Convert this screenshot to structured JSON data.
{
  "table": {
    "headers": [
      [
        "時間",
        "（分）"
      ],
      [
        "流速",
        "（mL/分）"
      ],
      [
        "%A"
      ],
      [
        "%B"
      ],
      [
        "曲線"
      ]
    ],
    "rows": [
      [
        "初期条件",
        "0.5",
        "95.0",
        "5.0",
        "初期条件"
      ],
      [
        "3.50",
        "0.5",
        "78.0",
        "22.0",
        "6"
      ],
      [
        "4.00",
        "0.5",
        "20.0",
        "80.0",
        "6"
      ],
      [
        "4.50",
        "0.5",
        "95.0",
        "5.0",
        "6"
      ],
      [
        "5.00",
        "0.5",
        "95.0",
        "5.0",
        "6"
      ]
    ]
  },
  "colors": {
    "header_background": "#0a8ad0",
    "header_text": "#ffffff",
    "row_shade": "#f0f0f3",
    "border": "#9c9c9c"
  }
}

************

Your task :: All of the entries above must be quoted exactly.

Result ::
Convert this screenshot to structured JSON data.
{
  "table": {
    "headers": [
      [
        "時間",
        "（分）"
      ],
      [
        "流速",
        "（mL/分）"
      ],
      [
        "%A"
      ],
      [
        "%B"
      ],
      [
        "曲線"
      ]
    ],
    "rows": [
      [
        "初期条件",
        "0.5",
        "95.0",
        "5.0",
        "初期条件"
      ],
      [
        "3.50",
        "0.5",
        "78.0",
        "22.0",
        "6"
      ],
      [
        "4.00",
        "0.5",
        "20.0",
        "80.0",
        "6"
      ],
      [
        "4.50",
        "0.5",
        "95.0",
        "5.0",
        "6"
      ],
      [
        "5.00",
        "0.5",
        "95.0",
        "5.0",
        "6"
      ]
    ]
  },
  "colors": {
    "header_background": "#0a8ad0",
    "header_text": "#ffffff",
    "row_shade": "#f0f0f3",
    "border": "#9c9c9c"
  }
}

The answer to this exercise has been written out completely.